Task statement: The records should be written out in full, with nothing altered.
(begin)
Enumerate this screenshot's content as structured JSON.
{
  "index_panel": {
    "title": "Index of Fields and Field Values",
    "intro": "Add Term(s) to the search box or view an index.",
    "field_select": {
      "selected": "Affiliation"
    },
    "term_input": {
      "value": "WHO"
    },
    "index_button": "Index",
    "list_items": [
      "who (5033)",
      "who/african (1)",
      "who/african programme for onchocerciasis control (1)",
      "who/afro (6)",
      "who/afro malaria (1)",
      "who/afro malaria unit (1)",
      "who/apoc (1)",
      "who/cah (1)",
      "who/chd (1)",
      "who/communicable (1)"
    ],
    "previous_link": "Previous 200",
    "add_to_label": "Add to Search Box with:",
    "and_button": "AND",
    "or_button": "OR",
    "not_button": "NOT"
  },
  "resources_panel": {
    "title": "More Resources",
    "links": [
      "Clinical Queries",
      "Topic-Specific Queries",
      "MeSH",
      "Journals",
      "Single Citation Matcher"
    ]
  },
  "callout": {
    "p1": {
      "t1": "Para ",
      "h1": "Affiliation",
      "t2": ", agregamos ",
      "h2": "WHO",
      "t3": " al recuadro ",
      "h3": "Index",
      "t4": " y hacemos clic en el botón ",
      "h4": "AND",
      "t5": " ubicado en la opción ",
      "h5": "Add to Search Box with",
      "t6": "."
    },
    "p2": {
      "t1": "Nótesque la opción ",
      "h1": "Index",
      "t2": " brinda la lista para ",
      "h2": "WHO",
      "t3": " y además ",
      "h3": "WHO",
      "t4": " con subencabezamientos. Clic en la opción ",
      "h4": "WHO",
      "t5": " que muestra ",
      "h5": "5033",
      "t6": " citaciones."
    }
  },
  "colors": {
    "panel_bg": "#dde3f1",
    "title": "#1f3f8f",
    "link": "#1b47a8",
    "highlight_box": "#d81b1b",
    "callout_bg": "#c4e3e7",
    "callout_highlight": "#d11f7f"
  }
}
(end)
Full answer:
Enumerate this screenshot's content as structured JSON.
{
  "index_panel": {
    "title": "Index of Fields and Field Values",
    "intro": "Add Term(s) to the search box or view an index.",
    "field_select": {
      "selected": "Affiliation"
    },
    "term_input": {
      "value": "WHO"
    },
    "index_button": "Index",
    "list_items": [
      "who (5033)",
      "who/african (1)",
      "who/african programme for onchocerciasis control (1)",
      "who/afro (6)",
      "who/afro malaria (1)",
      "who/afro malaria unit (1)",
      "who/apoc (1)",
      "who/cah (1)",
      "who/chd (1)",
      "who/communicable (1)"
    ],
    "previous_link": "Previous 200",
    "add_to_label": "Add to Search Box with:",
    "and_button": "AND",
    "or_button": "OR",
    "not_button": "NOT"
  },
  "resources_panel": {
    "title": "More Resources",
    "links": [
      "Clinical Queries",
      "Topic-Specific Queries",
      "MeSH",
      "Journals",
      "Single Citation Matcher"
    ]
  },
  "callout": {
    "p1": {
      "t1": "Para ",
      "h1": "Affiliation",
      "t2": ", agregamos ",
      "h2": "WHO",
      "t3": " al recuadro ",
      "h3": "Index",
      "t4": " y hacemos clic en el botón ",
      "h4": "AND",
      "t5": " ubicado en la opción ",
      "h5": "Add to Search Box with",
      "t6": "."
    },
    "p2": {
      "t1": "Nótesque la opción ",
      "h1": "Index",
      "t2": " brinda la lista para ",
      "h2": "WHO",
      "t3": " y además ",
      "h3": "WHO",
      "t4": " con subencabezamientos. Clic en la opción ",
      "h4": "WHO",
      "t5": " que muestra ",
      "h5": "5033",
      "t6": " citaciones."
    }
  },
  "colors": {
    "panel_bg": "#dde3f1",
    "title": "#1f3f8f",
    "link": "#1b47a8",
    "highlight_box": "#d81b1b",
    "callout_bg": "#c4e3e7",
    "callout_highlight": "#d11f7f"
  }
}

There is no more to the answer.